**Exercise**
Scan the records and identify every line in which the string "false" occurs, then return those lines.

**Available records**
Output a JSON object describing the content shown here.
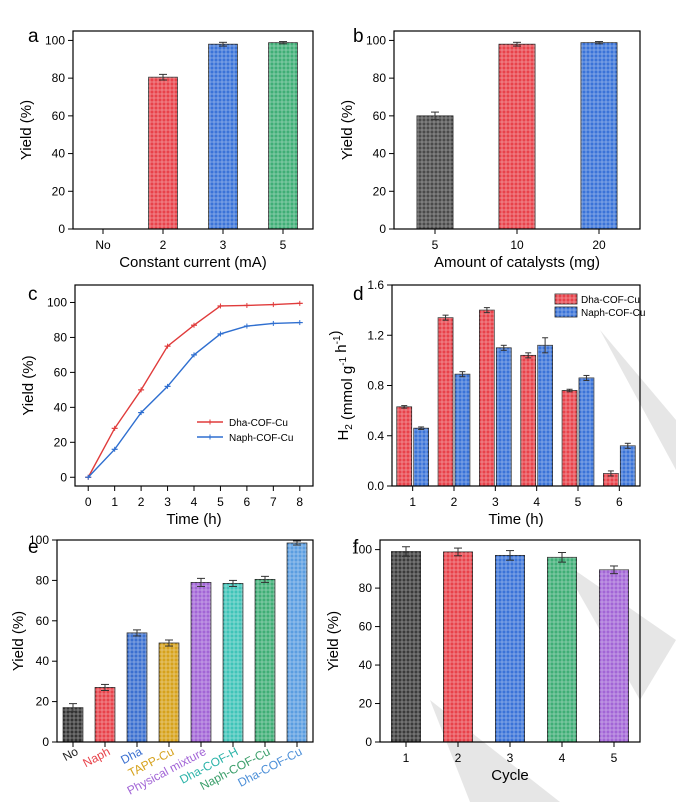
{
  "watermark_color": "#e6e6e6",
  "chart_data": [
    {
      "panel_label": "a",
      "type": "bar",
      "categories": [
        "No",
        "2",
        "3",
        "5"
      ],
      "values": [
        0,
        80.5,
        98,
        98.8
      ],
      "errors": [
        0,
        1.5,
        1.0,
        0.6
      ],
      "colors": [
        "#444444",
        "#e8424a",
        "#3a73d8",
        "#3fae76"
      ],
      "xlabel": "Constant current (mA)",
      "ylabel": "Yield (%)",
      "ylim": [
        0,
        105
      ],
      "yticks": [
        0,
        20,
        40,
        60,
        80,
        100
      ],
      "xlabel_colors": [
        "#000000",
        "#000000",
        "#000000",
        "#000000"
      ]
    },
    {
      "panel_label": "b",
      "type": "bar",
      "categories": [
        "5",
        "10",
        "20"
      ],
      "values": [
        60,
        98,
        98.8
      ],
      "errors": [
        2.0,
        1.0,
        0.6
      ],
      "colors": [
        "#4a4a4a",
        "#e8424a",
        "#3a73d8"
      ],
      "xlabel": "Amount of catalysts (mg)",
      "ylabel": "Yield (%)",
      "ylim": [
        0,
        105
      ],
      "yticks": [
        0,
        20,
        40,
        60,
        80,
        100
      ]
    },
    {
      "panel_label": "c",
      "type": "line",
      "x": [
        0,
        1,
        2,
        3,
        4,
        5,
        6,
        7,
        8
      ],
      "series": [
        {
          "name": "Dha-COF-Cu",
          "color": "#e03b3b",
          "values": [
            0,
            28,
            50,
            75,
            87,
            98,
            98.3,
            98.8,
            99.5
          ]
        },
        {
          "name": "Naph-COF-Cu",
          "color": "#2f6fd0",
          "values": [
            0,
            16,
            37,
            52,
            70,
            82,
            86.5,
            88,
            88.5
          ]
        }
      ],
      "xlabel": "Time (h)",
      "ylabel": "Yield (%)",
      "xlim": [
        -0.5,
        8.5
      ],
      "ylim": [
        -5,
        110
      ],
      "xticks": [
        0,
        1,
        2,
        3,
        4,
        5,
        6,
        7,
        8
      ],
      "yticks": [
        0,
        20,
        40,
        60,
        80,
        100
      ],
      "legend": "center-right"
    },
    {
      "panel_label": "d",
      "type": "bar",
      "categories": [
        "1",
        "2",
        "3",
        "4",
        "5",
        "6"
      ],
      "series": [
        {
          "name": "Dha-COF-Cu",
          "color": "#e8424a",
          "values": [
            0.63,
            1.34,
            1.4,
            1.04,
            0.76,
            0.1
          ],
          "errors": [
            0.01,
            0.02,
            0.02,
            0.02,
            0.01,
            0.02
          ]
        },
        {
          "name": "Naph-COF-Cu",
          "color": "#3a73d8",
          "values": [
            0.46,
            0.89,
            1.1,
            1.12,
            0.86,
            0.32
          ],
          "errors": [
            0.01,
            0.02,
            0.02,
            0.06,
            0.02,
            0.02
          ]
        }
      ],
      "xlabel": "Time (h)",
      "ylabel_main": "H",
      "ylabel_sub": "2",
      "ylabel_rest": " (mmol g",
      "ylabel_sup1": "-1",
      "ylabel_mid": " h",
      "ylabel_sup2": "-1",
      "ylabel_end": ")",
      "ylim": [
        0,
        1.6
      ],
      "yticks": [
        0.0,
        0.4,
        0.8,
        1.2,
        1.6
      ],
      "legend": "top-right"
    },
    {
      "panel_label": "e",
      "type": "bar",
      "categories": [
        "No",
        "Naph",
        "Dha",
        "TAPP-Cu",
        "Physical mixture",
        "Dha-COF-H",
        "Naph-COF-Cu",
        "Dha-COF-Cu"
      ],
      "values": [
        17,
        27,
        54,
        49,
        79,
        78.5,
        80.5,
        98.5
      ],
      "errors": [
        2.0,
        1.5,
        1.5,
        1.5,
        2.0,
        1.5,
        1.5,
        1.0
      ],
      "colors": [
        "#333333",
        "#e8424a",
        "#3a6fd0",
        "#d6a21c",
        "#a265d6",
        "#3fc4b8",
        "#3fae76",
        "#5a9de0"
      ],
      "xlabel_colors": [
        "#222222",
        "#e8424a",
        "#3a6fd0",
        "#d6a21c",
        "#a265d6",
        "#2ab3a8",
        "#3a9e6a",
        "#4c8fd8"
      ],
      "xlabel": "",
      "ylabel": "Yield (%)",
      "ylim": [
        0,
        100
      ],
      "yticks": [
        0,
        20,
        40,
        60,
        80,
        100
      ]
    },
    {
      "panel_label": "f",
      "type": "bar",
      "categories": [
        "1",
        "2",
        "3",
        "4",
        "5"
      ],
      "values": [
        99,
        98.8,
        97,
        96,
        89.5
      ],
      "errors": [
        2.5,
        2.0,
        2.5,
        2.5,
        2.0
      ],
      "colors": [
        "#3a3a3a",
        "#e8424a",
        "#3a73d8",
        "#3fae76",
        "#a265d6"
      ],
      "xlabel": "Cycle",
      "ylabel": "Yield (%)",
      "ylim": [
        0,
        105
      ],
      "yticks": [
        0,
        20,
        40,
        60,
        80,
        100
      ]
    }
  ]
}
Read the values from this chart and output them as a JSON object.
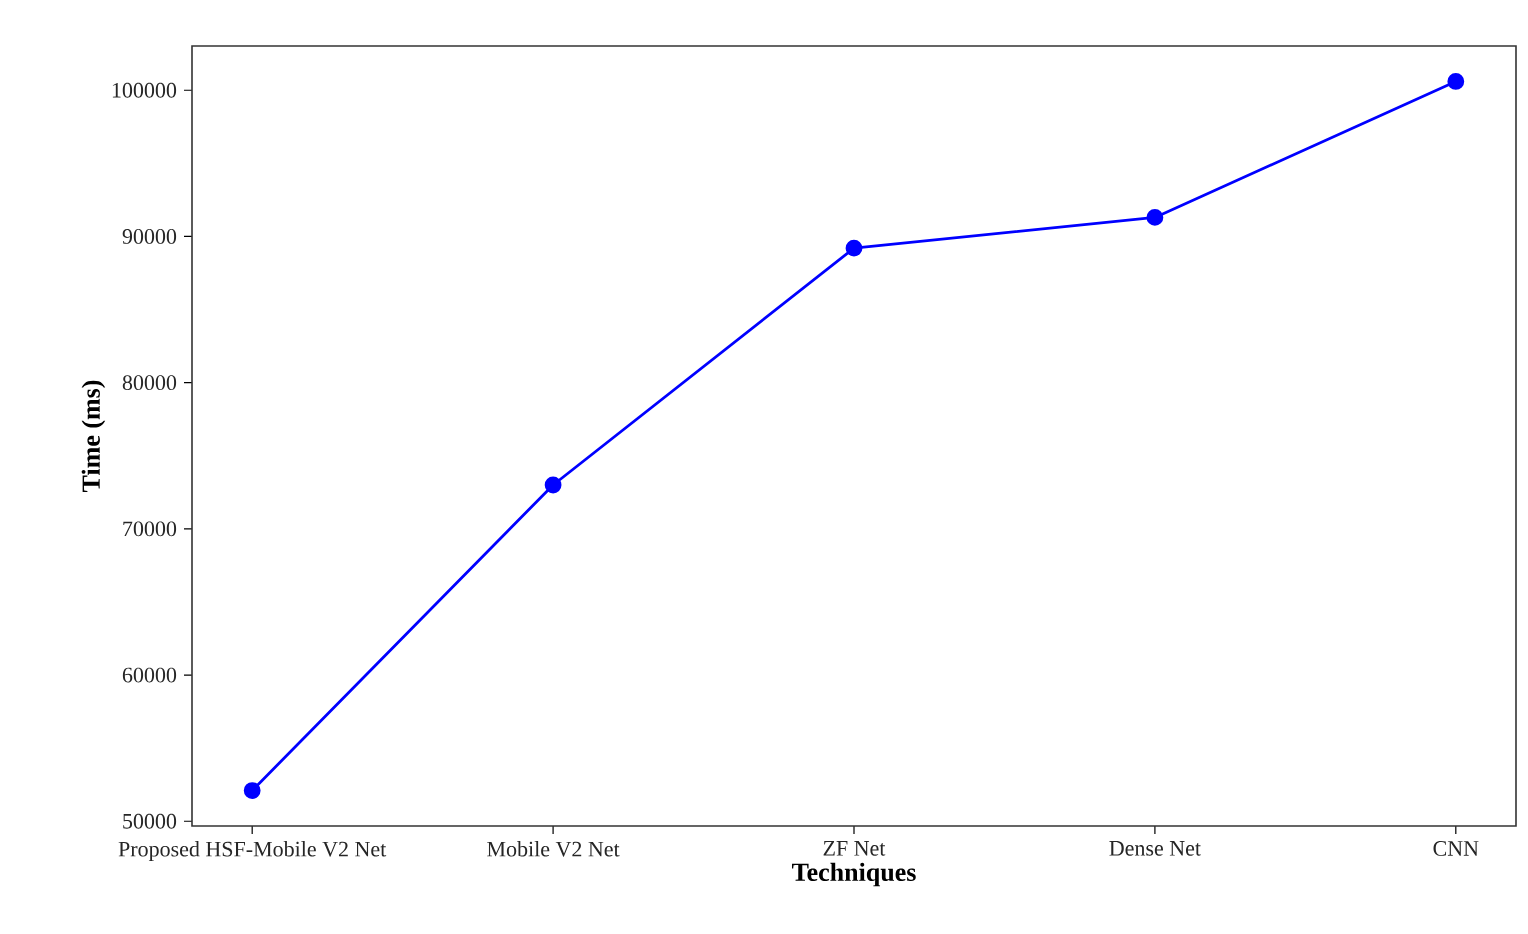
{
  "chart_data": {
    "type": "line",
    "xlabel": "Techniques",
    "ylabel": "Time (ms)",
    "categories": [
      "Proposed HSF-Mobile V2 Net",
      "Mobile V2 Net",
      "ZF Net",
      "Dense Net",
      "CNN"
    ],
    "series": [
      {
        "color": "#0000ff",
        "values": [
          52100,
          73000,
          89200,
          91300,
          100600
        ]
      }
    ],
    "ylim": [
      49675,
      103025
    ],
    "yticks": [
      50000,
      60000,
      70000,
      80000,
      90000,
      100000
    ],
    "marker": "circle",
    "line_style": "solid",
    "grid": false,
    "legend": false
  }
}
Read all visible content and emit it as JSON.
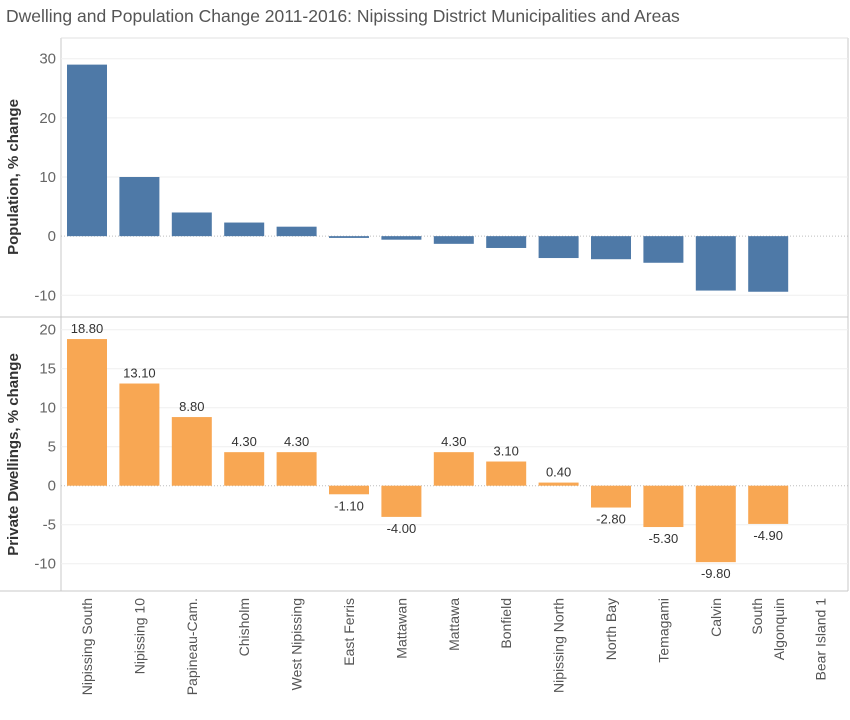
{
  "title": "Dwelling and Population Change 2011-2016: Nipissing District Municipalities and Areas",
  "colors": {
    "population": "#4e79a7",
    "dwellings": "#f8a753"
  },
  "chart_data": [
    {
      "type": "bar",
      "name": "population",
      "ylabel": "Population, % change",
      "ylim": [
        -13.5,
        33.5
      ],
      "yticks": [
        -10,
        0,
        10,
        20,
        30
      ],
      "categories": [
        "Nipissing South",
        "Nipissing 10",
        "Papineau-Cam.",
        "Chisholm",
        "West Nipissing",
        "East Ferris",
        "Mattawan",
        "Mattawa",
        "Bonfield",
        "Nipissing North",
        "North Bay",
        "Temagami",
        "Calvin",
        "South Algonquin",
        "Bear Island 1"
      ],
      "values": [
        29.0,
        10.0,
        4.0,
        2.3,
        1.6,
        -0.3,
        -0.6,
        -1.3,
        -2.0,
        -3.7,
        -3.9,
        -4.5,
        -9.2,
        -9.4,
        null
      ],
      "show_labels": false,
      "grid": true
    },
    {
      "type": "bar",
      "name": "dwellings",
      "ylabel": "Private Dwellings, % change",
      "ylim": [
        -13.5,
        21.5
      ],
      "yticks": [
        -10,
        -5,
        0,
        5,
        10,
        15,
        20
      ],
      "categories": [
        "Nipissing South",
        "Nipissing 10",
        "Papineau-Cam.",
        "Chisholm",
        "West Nipissing",
        "East Ferris",
        "Mattawan",
        "Mattawa",
        "Bonfield",
        "Nipissing North",
        "North Bay",
        "Temagami",
        "Calvin",
        "South Algonquin",
        "Bear Island 1"
      ],
      "values": [
        18.8,
        13.1,
        8.8,
        4.3,
        4.3,
        -1.1,
        -4.0,
        4.3,
        3.1,
        0.4,
        -2.8,
        -5.3,
        -9.8,
        -4.9,
        null
      ],
      "data_labels": [
        "18.80",
        "13.10",
        "8.80",
        "4.30",
        "4.30",
        "-1.10",
        "-4.00",
        "4.30",
        "3.10",
        "0.40",
        "-2.80",
        "-5.30",
        "-9.80",
        "-4.90",
        ""
      ],
      "show_labels": true,
      "grid": true
    }
  ],
  "x_axis_labels": [
    [
      "Nipissing South"
    ],
    [
      "Nipissing 10"
    ],
    [
      "Papineau-Cam."
    ],
    [
      "Chisholm"
    ],
    [
      "West Nipissing"
    ],
    [
      "East Ferris"
    ],
    [
      "Mattawan"
    ],
    [
      "Mattawa"
    ],
    [
      "Bonfield"
    ],
    [
      "Nipissing North"
    ],
    [
      "North Bay"
    ],
    [
      "Temagami"
    ],
    [
      "Calvin"
    ],
    [
      "South",
      "Algonquin"
    ],
    [
      "Bear Island 1"
    ]
  ]
}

**Solved problem**
    "grid": false,
    "legend": false
      "show_labels": false,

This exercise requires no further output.